*Exercise details*. Below are some entries; can you quote all of them exactly?

*Given data*.
########
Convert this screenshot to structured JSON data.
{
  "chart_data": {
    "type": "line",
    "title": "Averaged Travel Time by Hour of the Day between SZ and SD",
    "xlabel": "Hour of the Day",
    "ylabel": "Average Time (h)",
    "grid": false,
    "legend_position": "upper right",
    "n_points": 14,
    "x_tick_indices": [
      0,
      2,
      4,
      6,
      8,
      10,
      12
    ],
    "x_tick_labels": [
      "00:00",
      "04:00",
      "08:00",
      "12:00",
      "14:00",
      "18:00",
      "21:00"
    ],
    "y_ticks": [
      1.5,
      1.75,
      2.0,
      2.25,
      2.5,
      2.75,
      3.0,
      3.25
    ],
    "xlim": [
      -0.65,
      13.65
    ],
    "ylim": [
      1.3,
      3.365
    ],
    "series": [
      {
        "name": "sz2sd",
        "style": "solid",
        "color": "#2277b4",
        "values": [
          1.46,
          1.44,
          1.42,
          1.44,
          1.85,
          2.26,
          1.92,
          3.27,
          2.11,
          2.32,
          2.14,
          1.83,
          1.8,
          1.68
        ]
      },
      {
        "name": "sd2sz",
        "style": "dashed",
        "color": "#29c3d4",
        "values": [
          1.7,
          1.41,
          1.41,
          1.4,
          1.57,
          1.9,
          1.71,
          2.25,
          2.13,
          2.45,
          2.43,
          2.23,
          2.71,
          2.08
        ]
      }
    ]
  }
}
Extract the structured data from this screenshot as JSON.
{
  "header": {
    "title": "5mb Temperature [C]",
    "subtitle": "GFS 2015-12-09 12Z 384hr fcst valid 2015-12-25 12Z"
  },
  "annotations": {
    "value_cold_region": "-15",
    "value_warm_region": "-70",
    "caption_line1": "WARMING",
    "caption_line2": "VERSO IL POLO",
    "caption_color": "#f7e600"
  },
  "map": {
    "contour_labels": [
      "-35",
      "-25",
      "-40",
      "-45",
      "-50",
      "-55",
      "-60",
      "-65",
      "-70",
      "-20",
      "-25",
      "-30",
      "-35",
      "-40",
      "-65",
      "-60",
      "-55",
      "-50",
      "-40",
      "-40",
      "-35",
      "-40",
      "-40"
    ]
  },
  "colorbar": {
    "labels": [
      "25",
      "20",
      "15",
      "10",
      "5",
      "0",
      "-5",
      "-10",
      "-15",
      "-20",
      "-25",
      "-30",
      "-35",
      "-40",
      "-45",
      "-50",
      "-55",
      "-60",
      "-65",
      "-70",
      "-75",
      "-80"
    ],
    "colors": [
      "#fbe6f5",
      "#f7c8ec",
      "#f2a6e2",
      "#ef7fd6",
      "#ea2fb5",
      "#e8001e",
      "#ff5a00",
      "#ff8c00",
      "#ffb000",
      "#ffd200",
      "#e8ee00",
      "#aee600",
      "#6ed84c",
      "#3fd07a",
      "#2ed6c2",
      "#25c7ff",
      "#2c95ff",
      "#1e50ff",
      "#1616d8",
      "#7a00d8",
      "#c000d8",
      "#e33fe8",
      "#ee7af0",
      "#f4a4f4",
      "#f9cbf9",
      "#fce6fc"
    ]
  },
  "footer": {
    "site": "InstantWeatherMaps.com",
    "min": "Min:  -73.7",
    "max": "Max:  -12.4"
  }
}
########
*Completed task*.
Convert this screenshot to structured JSON data.
{
  "chart_data": {
    "type": "line",
    "title": "Averaged Travel Time by Hour of the Day between SZ and SD",
    "xlabel": "Hour of the Day",
    "ylabel": "Average Time (h)",
    "grid": false,
    "legend_position": "upper right",
    "n_points": 14,
    "x_tick_indices": [
      0,
      2,
      4,
      6,
      8,
      10,
      12
    ],
    "x_tick_labels": [
      "00:00",
      "04:00",
      "08:00",
      "12:00",
      "14:00",
      "18:00",
      "21:00"
    ],
    "y_ticks": [
      1.5,
      1.75,
      2.0,
      2.25,
      2.5,
      2.75,
      3.0,
      3.25
    ],
    "xlim": [
      -0.65,
      13.65
    ],
    "ylim": [
      1.3,
      3.365
    ],
    "series": [
      {
        "name": "sz2sd",
        "style": "solid",
        "color": "#2277b4",
        "values": [
          1.46,
          1.44,
          1.42,
          1.44,
          1.85,
          2.26,
          1.92,
          3.27,
          2.11,
          2.32,
          2.14,
          1.83,
          1.8,
          1.68
        ]
      },
      {
        "name": "sd2sz",
        "style": "dashed",
        "color": "#29c3d4",
        "values": [
          1.7,
          1.41,
          1.41,
          1.4,
          1.57,
          1.9,
          1.71,
          2.25,
          2.13,
          2.45,
          2.43,
          2.23,
          2.71,
          2.08
        ]
      }
    ]
  }
}
Extract the structured data from this screenshot as JSON.
{
  "header": {
    "title": "5mb Temperature [C]",
    "subtitle": "GFS 2015-12-09 12Z 384hr fcst valid 2015-12-25 12Z"
  },
  "annotations": {
    "value_cold_region": "-15",
    "value_warm_region": "-70",
    "caption_line1": "WARMING",
    "caption_line2": "VERSO IL POLO",
    "caption_color": "#f7e600"
  },
  "map": {
    "contour_labels": [
      "-35",
      "-25",
      "-40",
      "-45",
      "-50",
      "-55",
      "-60",
      "-65",
      "-70",
      "-20",
      "-25",
      "-30",
      "-35",
      "-40",
      "-65",
      "-60",
      "-55",
      "-50",
      "-40",
      "-40",
      "-35",
      "-40",
      "-40"
    ]
  },
  "colorbar": {
    "labels": [
      "25",
      "20",
      "15",
      "10",
      "5",
      "0",
      "-5",
      "-10",
      "-15",
      "-20",
      "-25",
      "-30",
      "-35",
      "-40",
      "-45",
      "-50",
      "-55",
      "-60",
      "-65",
      "-70",
      "-75",
      "-80"
    ],
    "colors": [
      "#fbe6f5",
      "#f7c8ec",
      "#f2a6e2",
      "#ef7fd6",
      "#ea2fb5",
      "#e8001e",
      "#ff5a00",
      "#ff8c00",
      "#ffb000",
      "#ffd200",
      "#e8ee00",
      "#aee600",
      "#6ed84c",
      "#3fd07a",
      "#2ed6c2",
      "#25c7ff",
      "#2c95ff",
      "#1e50ff",
      "#1616d8",
      "#7a00d8",
      "#c000d8",
      "#e33fe8",
      "#ee7af0",
      "#f4a4f4",
      "#f9cbf9",
      "#fce6fc"
    ]
  },
  "footer": {
    "site": "InstantWeatherMaps.com",
    "min": "Min:  -73.7",
    "max": "Max:  -12.4"
  }
}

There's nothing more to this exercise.